(Data items)
------------------------------------

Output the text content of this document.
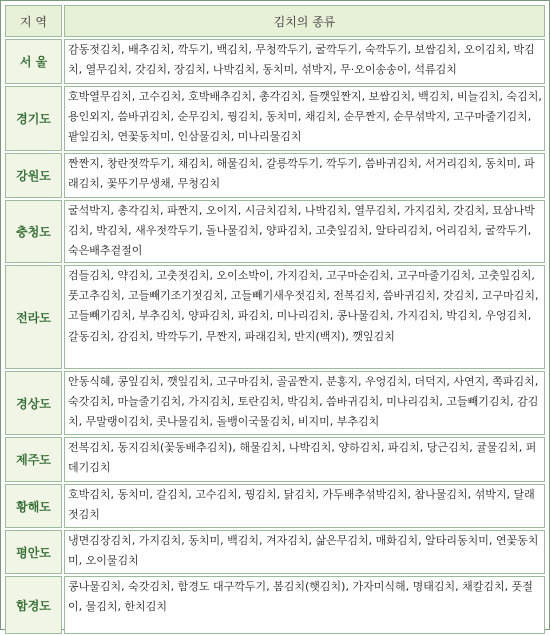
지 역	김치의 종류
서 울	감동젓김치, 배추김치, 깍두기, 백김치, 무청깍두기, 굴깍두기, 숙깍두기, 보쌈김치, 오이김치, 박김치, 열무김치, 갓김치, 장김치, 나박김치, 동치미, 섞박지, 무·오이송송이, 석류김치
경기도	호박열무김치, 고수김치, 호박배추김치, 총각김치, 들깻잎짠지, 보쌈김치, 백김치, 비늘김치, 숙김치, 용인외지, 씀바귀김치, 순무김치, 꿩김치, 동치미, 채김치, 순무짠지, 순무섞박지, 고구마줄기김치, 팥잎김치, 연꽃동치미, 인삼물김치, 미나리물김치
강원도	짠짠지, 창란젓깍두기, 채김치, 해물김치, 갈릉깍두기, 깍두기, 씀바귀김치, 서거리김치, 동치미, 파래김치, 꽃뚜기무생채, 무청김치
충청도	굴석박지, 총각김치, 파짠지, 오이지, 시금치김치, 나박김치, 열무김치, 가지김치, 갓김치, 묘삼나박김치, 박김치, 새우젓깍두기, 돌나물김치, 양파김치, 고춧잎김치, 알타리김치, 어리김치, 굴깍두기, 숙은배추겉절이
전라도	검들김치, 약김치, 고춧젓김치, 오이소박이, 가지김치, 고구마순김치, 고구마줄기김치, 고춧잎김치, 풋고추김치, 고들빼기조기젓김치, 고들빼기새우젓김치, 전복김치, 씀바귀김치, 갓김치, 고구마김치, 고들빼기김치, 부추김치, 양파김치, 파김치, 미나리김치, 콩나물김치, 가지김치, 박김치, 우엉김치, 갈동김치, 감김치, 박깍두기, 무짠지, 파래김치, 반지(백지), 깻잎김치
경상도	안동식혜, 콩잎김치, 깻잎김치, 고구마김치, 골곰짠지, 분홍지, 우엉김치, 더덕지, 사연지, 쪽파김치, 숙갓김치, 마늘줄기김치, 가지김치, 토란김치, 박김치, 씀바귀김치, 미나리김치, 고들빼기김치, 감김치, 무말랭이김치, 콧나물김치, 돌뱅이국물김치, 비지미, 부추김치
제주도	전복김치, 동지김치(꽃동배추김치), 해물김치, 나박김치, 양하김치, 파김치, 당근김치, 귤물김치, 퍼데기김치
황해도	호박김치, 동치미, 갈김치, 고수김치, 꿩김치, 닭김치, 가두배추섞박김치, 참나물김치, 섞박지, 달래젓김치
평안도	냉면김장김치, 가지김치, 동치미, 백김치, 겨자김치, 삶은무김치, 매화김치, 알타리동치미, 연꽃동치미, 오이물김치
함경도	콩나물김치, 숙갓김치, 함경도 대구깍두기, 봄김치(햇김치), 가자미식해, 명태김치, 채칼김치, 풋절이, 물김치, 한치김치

------------------------------------

> **WRITTEN REQUEST**
Spot every line that holds "양파김치" and copy it.

> **WORKED SOLUTION**
충청도	굴석박지, 총각김치, 파짠지, 오이지, 시금치김치, 나박김치, 열무김치, 가지김치, 갓김치, 묘삼나박김치, 박김치, 새우젓깍두기, 돌나물김치, 양파김치, 고춧잎김치, 알타리김치, 어리김치, 굴깍두기, 숙은배추겉절이
전라도	검들김치, 약김치, 고춧젓김치, 오이소박이, 가지김치, 고구마순김치, 고구마줄기김치, 고춧잎김치, 풋고추김치, 고들빼기조기젓김치, 고들빼기새우젓김치, 전복김치, 씀바귀김치, 갓김치, 고구마김치, 고들빼기김치, 부추김치, 양파김치, 파김치, 미나리김치, 콩나물김치, 가지김치, 박김치, 우엉김치, 갈동김치, 감김치, 박깍두기, 무짠지, 파래김치, 반지(백지), 깻잎김치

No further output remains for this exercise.